(Dataset records)

>> BEGIN

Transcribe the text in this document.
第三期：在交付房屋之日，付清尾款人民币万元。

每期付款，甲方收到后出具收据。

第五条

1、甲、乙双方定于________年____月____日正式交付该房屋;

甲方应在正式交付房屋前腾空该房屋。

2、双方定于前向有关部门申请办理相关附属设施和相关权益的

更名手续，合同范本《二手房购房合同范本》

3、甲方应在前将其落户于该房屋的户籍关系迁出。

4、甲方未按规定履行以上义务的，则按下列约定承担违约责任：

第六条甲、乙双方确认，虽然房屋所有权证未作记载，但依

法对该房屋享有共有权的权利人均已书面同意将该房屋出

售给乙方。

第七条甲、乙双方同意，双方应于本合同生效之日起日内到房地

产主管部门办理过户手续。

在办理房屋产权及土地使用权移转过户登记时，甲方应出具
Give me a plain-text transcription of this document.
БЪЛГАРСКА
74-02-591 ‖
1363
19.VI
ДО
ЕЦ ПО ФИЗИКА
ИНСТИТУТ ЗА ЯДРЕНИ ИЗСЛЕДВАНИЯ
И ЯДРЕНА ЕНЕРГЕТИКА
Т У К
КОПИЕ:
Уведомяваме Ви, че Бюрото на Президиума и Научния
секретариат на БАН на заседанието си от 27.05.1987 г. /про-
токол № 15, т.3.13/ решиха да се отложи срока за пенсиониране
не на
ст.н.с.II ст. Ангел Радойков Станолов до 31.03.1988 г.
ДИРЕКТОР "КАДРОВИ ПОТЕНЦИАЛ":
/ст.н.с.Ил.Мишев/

>> END

• **TASK GOAL**: Reproduce each line of the material above precisely.

• **REPLY**:
Transcribe the text in this document.
第三期：在交付房屋之日，付清尾款人民币万元。

每期付款，甲方收到后出具收据。

第五条

1、甲、乙双方定于________年____月____日正式交付该房屋;

甲方应在正式交付房屋前腾空该房屋。

2、双方定于前向有关部门申请办理相关附属设施和相关权益的

更名手续，合同范本《二手房购房合同范本》

3、甲方应在前将其落户于该房屋的户籍关系迁出。

4、甲方未按规定履行以上义务的，则按下列约定承担违约责任：

第六条甲、乙双方确认，虽然房屋所有权证未作记载，但依

法对该房屋享有共有权的权利人均已书面同意将该房屋出

售给乙方。

第七条甲、乙双方同意，双方应于本合同生效之日起日内到房地

产主管部门办理过户手续。

在办理房屋产权及土地使用权移转过户登记时，甲方应出具
Give me a plain-text transcription of this document.
БЪЛГАРСКА
74-02-591 ‖
1363
19.VI
ДО
ЕЦ ПО ФИЗИКА
ИНСТИТУТ ЗА ЯДРЕНИ ИЗСЛЕДВАНИЯ
И ЯДРЕНА ЕНЕРГЕТИКА
Т У К
КОПИЕ:
Уведомяваме Ви, че Бюрото на Президиума и Научния
секретариат на БАН на заседанието си от 27.05.1987 г. /про-
токол № 15, т.3.13/ решиха да се отложи срока за пенсиониране
не на
ст.н.с.II ст. Ангел Радойков Станолов до 31.03.1988 г.
ДИРЕКТОР "КАДРОВИ ПОТЕНЦИАЛ":
/ст.н.с.Ил.Мишев/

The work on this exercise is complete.